PROBLEM TO WORK ON ::
Gather all lines in the data that hold the string "this".

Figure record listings
###

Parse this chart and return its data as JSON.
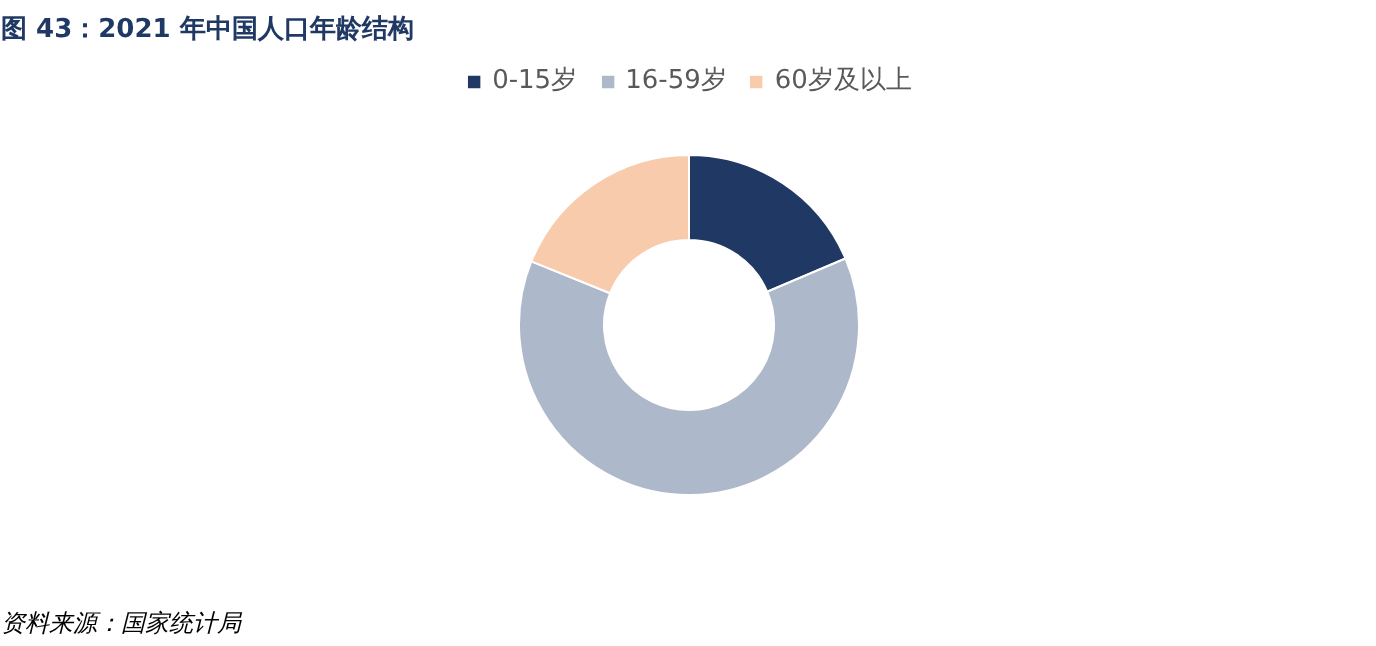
{
  "chart_data": {
    "type": "donut",
    "title": "图 43：2021 年中国人口年龄结构",
    "categories": [
      "0-15岁",
      "16-59岁",
      "60岁及以上"
    ],
    "values": [
      18.6,
      62.5,
      18.9
    ],
    "colors": [
      "#1f3864",
      "#adb9ca",
      "#f8cbad"
    ],
    "legend": "top",
    "annotations": [
      "资料来源：国家统计局"
    ]
  }
}
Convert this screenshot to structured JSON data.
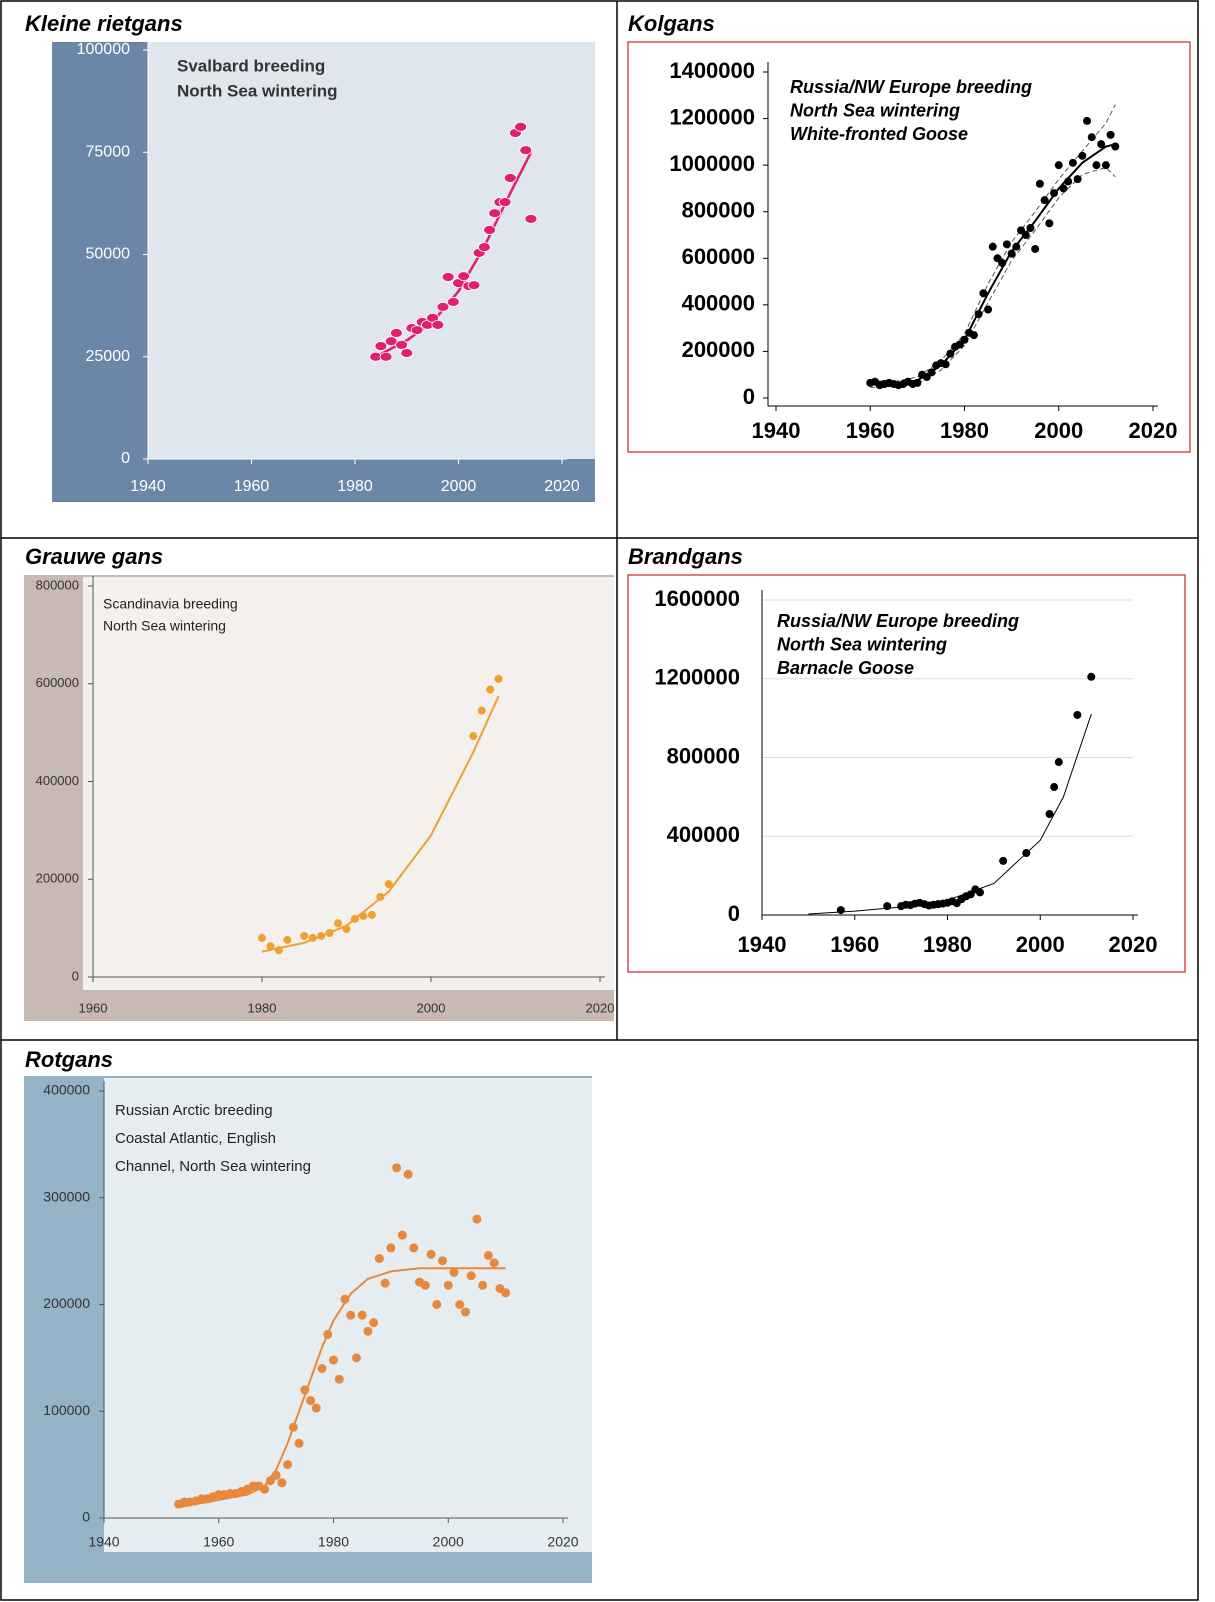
{
  "chart_data": [
    {
      "type": "scatter",
      "title": "Kleine rietgans",
      "annotations": [
        "Svalbard breeding",
        "North Sea wintering"
      ],
      "x": [
        1984,
        1985,
        1986,
        1987,
        1988,
        1989,
        1990,
        1991,
        1992,
        1993,
        1994,
        1995,
        1996,
        1997,
        1998,
        1999,
        2000,
        2001,
        2002,
        2003,
        2004,
        2005,
        2006,
        2007,
        2008,
        2009,
        2010,
        2011,
        2012,
        2013,
        2014
      ],
      "values": [
        25000,
        27600,
        25000,
        28800,
        30800,
        27900,
        25900,
        32000,
        31500,
        33500,
        32800,
        34500,
        32800,
        37200,
        44500,
        38400,
        43000,
        44700,
        42300,
        42500,
        50400,
        51800,
        56000,
        60100,
        62800,
        62800,
        68700,
        79700,
        81200,
        75500,
        58700
      ],
      "color": "#e0206a",
      "fit": {
        "x": [
          1984,
          1990,
          1995,
          2000,
          2005,
          2010,
          2014
        ],
        "values": [
          25000,
          29000,
          33500,
          41000,
          52000,
          65000,
          75000
        ]
      },
      "xlim": [
        1940,
        2020
      ],
      "ylim": [
        0,
        100000
      ],
      "xticks": [
        1940,
        1960,
        1980,
        2000,
        2020
      ],
      "yticks": [
        0,
        25000,
        50000,
        75000,
        100000
      ],
      "grid": false
    },
    {
      "type": "scatter",
      "title": "Kolgans",
      "annotations": [
        "Russia/NW Europe breeding",
        "North Sea wintering",
        "White-fronted  Goose"
      ],
      "x": [
        1960,
        1961,
        1962,
        1963,
        1964,
        1965,
        1966,
        1967,
        1968,
        1969,
        1970,
        1971,
        1972,
        1973,
        1974,
        1975,
        1976,
        1977,
        1978,
        1979,
        1980,
        1981,
        1982,
        1983,
        1984,
        1985,
        1986,
        1987,
        1988,
        1989,
        1990,
        1991,
        1992,
        1993,
        1994,
        1995,
        1996,
        1997,
        1998,
        1999,
        2000,
        2001,
        2002,
        2003,
        2004,
        2005,
        2006,
        2007,
        2008,
        2009,
        2010,
        2011,
        2012
      ],
      "values": [
        65000,
        70000,
        55000,
        60000,
        65000,
        60000,
        55000,
        60000,
        70000,
        60000,
        65000,
        100000,
        90000,
        110000,
        140000,
        150000,
        145000,
        190000,
        220000,
        230000,
        250000,
        280000,
        270000,
        360000,
        450000,
        380000,
        650000,
        600000,
        580000,
        660000,
        620000,
        650000,
        720000,
        700000,
        730000,
        640000,
        920000,
        850000,
        750000,
        880000,
        1000000,
        900000,
        930000,
        1010000,
        940000,
        1040000,
        1190000,
        1120000,
        1000000,
        1090000,
        1000000,
        1130000,
        1080000
      ],
      "color": "#000000",
      "fit": {
        "x": [
          1960,
          1965,
          1970,
          1975,
          1980,
          1985,
          1990,
          1995,
          2000,
          2005,
          2010,
          2012
        ],
        "values": [
          60000,
          60000,
          75000,
          140000,
          250000,
          450000,
          630000,
          760000,
          900000,
          1010000,
          1080000,
          1090000
        ],
        "lower": [
          45000,
          50000,
          60000,
          120000,
          225000,
          410000,
          590000,
          720000,
          860000,
          960000,
          990000,
          950000
        ],
        "upper": [
          75000,
          70000,
          90000,
          160000,
          275000,
          490000,
          670000,
          800000,
          940000,
          1060000,
          1180000,
          1260000
        ]
      },
      "xlim": [
        1940,
        2020
      ],
      "ylim": [
        0,
        1400000
      ],
      "xticks": [
        1940,
        1960,
        1980,
        2000,
        2020
      ],
      "yticks": [
        0,
        200000,
        400000,
        600000,
        800000,
        1000000,
        1200000,
        1400000
      ],
      "grid": false
    },
    {
      "type": "scatter",
      "title": "Grauwe gans",
      "annotations": [
        "Scandinavia breeding",
        "North Sea wintering"
      ],
      "x": [
        1980,
        1981,
        1982,
        1983,
        1985,
        1986,
        1987,
        1988,
        1989,
        1990,
        1991,
        1992,
        1993,
        1994,
        1995,
        2005,
        2006,
        2007,
        2008
      ],
      "values": [
        80000,
        63000,
        55000,
        76000,
        84000,
        80000,
        84000,
        90000,
        110000,
        98000,
        119000,
        125000,
        127000,
        164000,
        190000,
        493000,
        545000,
        588000,
        610000
      ],
      "color": "#f0a030",
      "fit": {
        "x": [
          1980,
          1985,
          1990,
          1995,
          2000,
          2005,
          2008
        ],
        "values": [
          52000,
          70000,
          105000,
          175000,
          290000,
          460000,
          575000
        ]
      },
      "xlim": [
        1960,
        2020
      ],
      "ylim": [
        0,
        800000
      ],
      "xticks": [
        1960,
        1980,
        2000,
        2020
      ],
      "yticks": [
        0,
        200000,
        400000,
        600000,
        800000
      ],
      "grid": false
    },
    {
      "type": "scatter",
      "title": "Brandgans",
      "annotations": [
        "Russia/NW Europe breeding",
        "North Sea wintering",
        "Barnacle Goose"
      ],
      "x": [
        1957,
        1967,
        1970,
        1971,
        1972,
        1973,
        1974,
        1975,
        1976,
        1977,
        1978,
        1979,
        1980,
        1981,
        1982,
        1983,
        1984,
        1985,
        1986,
        1987,
        1992,
        1997,
        2002,
        2003,
        2004,
        2008,
        2011
      ],
      "values": [
        25000,
        45000,
        45000,
        52000,
        50000,
        58000,
        62000,
        55000,
        48000,
        52000,
        55000,
        58000,
        62000,
        70000,
        60000,
        80000,
        95000,
        105000,
        130000,
        115000,
        275000,
        315000,
        513000,
        650000,
        777000,
        1016000,
        1210000
      ],
      "color": "#000000",
      "fit": {
        "x": [
          1950,
          1960,
          1970,
          1980,
          1990,
          2000,
          2005,
          2011
        ],
        "values": [
          5000,
          20000,
          40000,
          75000,
          160000,
          380000,
          600000,
          1020000
        ]
      },
      "xlim": [
        1940,
        2020
      ],
      "ylim": [
        0,
        1600000
      ],
      "xticks": [
        1940,
        1960,
        1980,
        2000,
        2020
      ],
      "yticks": [
        0,
        400000,
        800000,
        1200000,
        1600000
      ],
      "grid": true
    },
    {
      "type": "scatter",
      "title": "Rotgans",
      "annotations": [
        "Russian Arctic breeding",
        "Coastal Atlantic, English",
        "Channel, North Sea wintering"
      ],
      "x": [
        1953,
        1954,
        1955,
        1956,
        1957,
        1958,
        1959,
        1960,
        1961,
        1962,
        1963,
        1964,
        1965,
        1966,
        1967,
        1968,
        1969,
        1970,
        1971,
        1972,
        1973,
        1974,
        1975,
        1976,
        1977,
        1978,
        1979,
        1980,
        1981,
        1982,
        1983,
        1984,
        1985,
        1986,
        1987,
        1988,
        1989,
        1990,
        1991,
        1992,
        1993,
        1994,
        1995,
        1996,
        1997,
        1998,
        1999,
        2000,
        2001,
        2002,
        2003,
        2004,
        2005,
        2006,
        2007,
        2008,
        2009,
        2010
      ],
      "values": [
        13000,
        15000,
        15000,
        16000,
        18000,
        18000,
        20000,
        22000,
        22000,
        23000,
        23000,
        25000,
        27000,
        30000,
        30000,
        27000,
        35000,
        40000,
        33000,
        50000,
        85000,
        70000,
        120000,
        110000,
        103000,
        140000,
        172000,
        148000,
        130000,
        205000,
        190000,
        150000,
        190000,
        175000,
        183000,
        243000,
        220000,
        253000,
        328000,
        265000,
        322000,
        253000,
        221000,
        218000,
        247000,
        200000,
        241000,
        218000,
        230000,
        200000,
        193000,
        227000,
        280000,
        218000,
        246000,
        239000,
        215000,
        211000
      ],
      "color": "#e8883a",
      "fit": {
        "x": [
          1953,
          1960,
          1965,
          1968,
          1970,
          1972,
          1974,
          1976,
          1978,
          1980,
          1983,
          1986,
          1990,
          1995,
          2000,
          2010
        ],
        "values": [
          10000,
          17000,
          22000,
          30000,
          45000,
          70000,
          100000,
          130000,
          160000,
          185000,
          210000,
          224000,
          231000,
          234000,
          234000,
          234000
        ]
      },
      "xlim": [
        1940,
        2020
      ],
      "ylim": [
        0,
        400000
      ],
      "xticks": [
        1940,
        1960,
        1980,
        2000,
        2020
      ],
      "yticks": [
        0,
        100000,
        200000,
        300000,
        400000
      ],
      "grid": false
    }
  ]
}
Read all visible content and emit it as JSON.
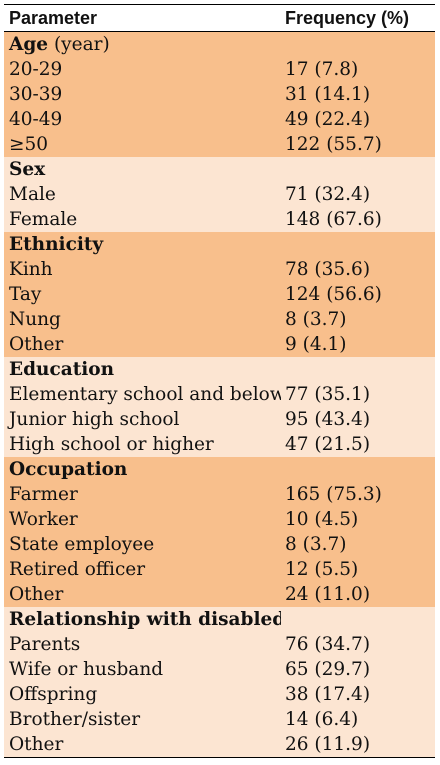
{
  "header": {
    "parameter": "Parameter",
    "frequency": "Frequency (%)"
  },
  "sections": [
    {
      "title": "Age",
      "unit": "(year)",
      "rows": [
        {
          "label": "20-29",
          "value": "17 (7.8)"
        },
        {
          "label": "30-39",
          "value": "31 (14.1)"
        },
        {
          "label": "40-49",
          "value": "49 (22.4)"
        },
        {
          "label": "≥50",
          "value": "122 (55.7)"
        }
      ]
    },
    {
      "title": "Sex",
      "unit": "",
      "rows": [
        {
          "label": "Male",
          "value": "71 (32.4)"
        },
        {
          "label": "Female",
          "value": "148 (67.6)"
        }
      ]
    },
    {
      "title": "Ethnicity",
      "unit": "",
      "rows": [
        {
          "label": "Kinh",
          "value": "78 (35.6)"
        },
        {
          "label": "Tay",
          "value": "124 (56.6)"
        },
        {
          "label": "Nung",
          "value": "8 (3.7)"
        },
        {
          "label": "Other",
          "value": "9 (4.1)"
        }
      ]
    },
    {
      "title": "Education",
      "unit": "",
      "rows": [
        {
          "label": "Elementary school and below",
          "value": "77 (35.1)"
        },
        {
          "label": "Junior high school",
          "value": "95 (43.4)"
        },
        {
          "label": "High school or higher",
          "value": "47 (21.5)"
        }
      ]
    },
    {
      "title": "Occupation",
      "unit": "",
      "rows": [
        {
          "label": "Farmer",
          "value": "165 (75.3)"
        },
        {
          "label": "Worker",
          "value": "10 (4.5)"
        },
        {
          "label": "State employee",
          "value": "8 (3.7)"
        },
        {
          "label": "Retired officer",
          "value": "12 (5.5)"
        },
        {
          "label": "Other",
          "value": "24 (11.0)"
        }
      ]
    },
    {
      "title": "Relationship with disabled people",
      "unit": "",
      "rows": [
        {
          "label": "Parents",
          "value": "76 (34.7)"
        },
        {
          "label": "Wife or husband",
          "value": "65 (29.7)"
        },
        {
          "label": "Offspring",
          "value": "38 (17.4)"
        },
        {
          "label": "Brother/sister",
          "value": "14 (6.4)"
        },
        {
          "label": "Other",
          "value": "26 (11.9)"
        }
      ]
    }
  ],
  "colors": {
    "band_dark": "#f8bf8c",
    "band_light": "#fce5d2"
  }
}
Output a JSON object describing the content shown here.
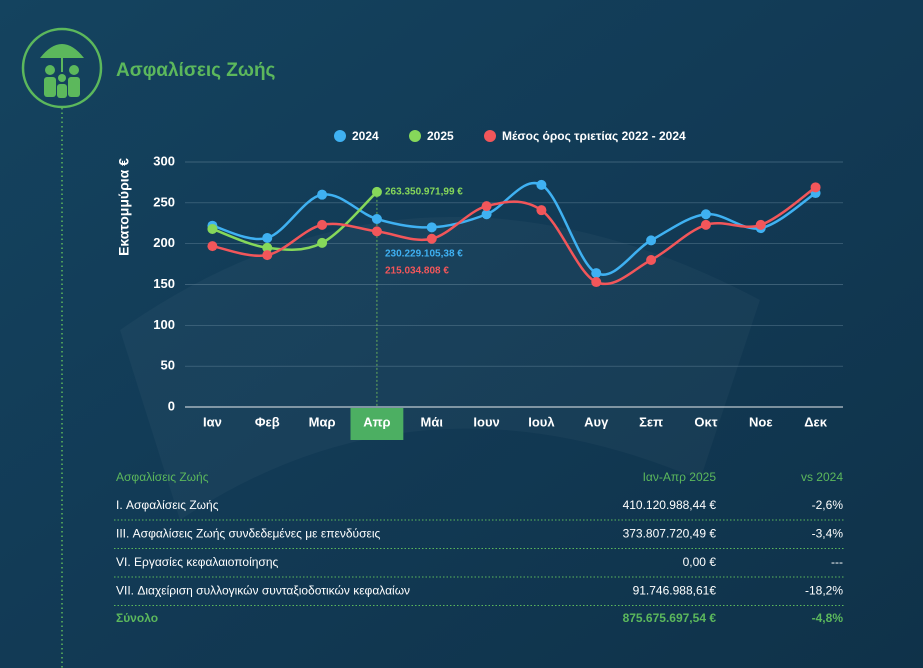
{
  "header": {
    "title": "Ασφαλίσεις Ζωής"
  },
  "chart_data": {
    "type": "line",
    "y_label": "Εκατομμύρια €",
    "categories": [
      "Ιαν",
      "Φεβ",
      "Μαρ",
      "Απρ",
      "Μάι",
      "Ιουν",
      "Ιουλ",
      "Αυγ",
      "Σεπ",
      "Οκτ",
      "Νοε",
      "Δεκ"
    ],
    "highlight_index": 3,
    "series": [
      {
        "name": "2024",
        "color": "#3fb1f2",
        "values": [
          222,
          207,
          260,
          230.229105,
          220,
          236,
          272,
          164,
          204,
          236,
          219,
          262
        ],
        "value_labels": [
          null,
          null,
          null,
          "230.229.105,38 €",
          null,
          null,
          null,
          null,
          null,
          null,
          null,
          null
        ]
      },
      {
        "name": "2025",
        "color": "#86d85a",
        "values": [
          218,
          195,
          201,
          263.350972,
          null,
          null,
          null,
          null,
          null,
          null,
          null,
          null
        ],
        "value_labels": [
          null,
          null,
          null,
          "263.350.971,99 €",
          null,
          null,
          null,
          null,
          null,
          null,
          null,
          null
        ]
      },
      {
        "name": "Μέσος όρος τριετίας 2022 - 2024",
        "color": "#f2565a",
        "values": [
          197,
          186,
          223,
          215.034808,
          206,
          246,
          241,
          153,
          180,
          223,
          223,
          269
        ],
        "value_labels": [
          null,
          null,
          null,
          "215.034.808 €",
          null,
          null,
          null,
          null,
          null,
          null,
          null,
          null
        ]
      }
    ],
    "ylim": [
      0,
      300
    ],
    "yticks": [
      0,
      50,
      100,
      150,
      200,
      250,
      300
    ],
    "grid": true,
    "legend": "top"
  },
  "table": {
    "header": [
      "Ασφαλίσεις Ζωής",
      "Ιαν-Απρ 2025",
      "vs 2024"
    ],
    "rows": [
      [
        "I. Ασφαλίσεις  Ζωής",
        "410.120.988,44 €",
        "-2,6%"
      ],
      [
        "III. Ασφαλίσεις  Ζωής  συνδεδεμένες με επενδύσεις",
        "373.807.720,49 €",
        "-3,4%"
      ],
      [
        "VI. Εργασίες κεφαλαιοποίησης",
        "0,00 €",
        "---"
      ],
      [
        "VII. Διαχείριση συλλογικών συνταξιοδοτικών κεφαλαίων",
        "91.746.988,61€",
        "-18,2%"
      ]
    ],
    "total": [
      "Σύνολο",
      "875.675.697,54 €",
      "-4,8%"
    ]
  }
}
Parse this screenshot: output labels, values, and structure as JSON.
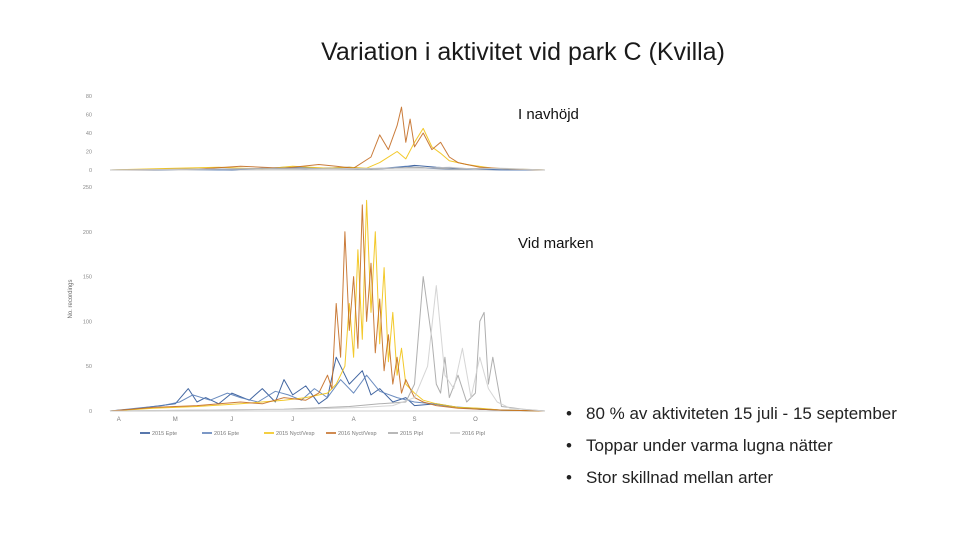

###

WRITTEN ANSWER ::
Parse this chart and return its data as JSON.
Convert this screenshot to structured JSON data.
Parse this screenshot: output labels, values, and structure as JSON.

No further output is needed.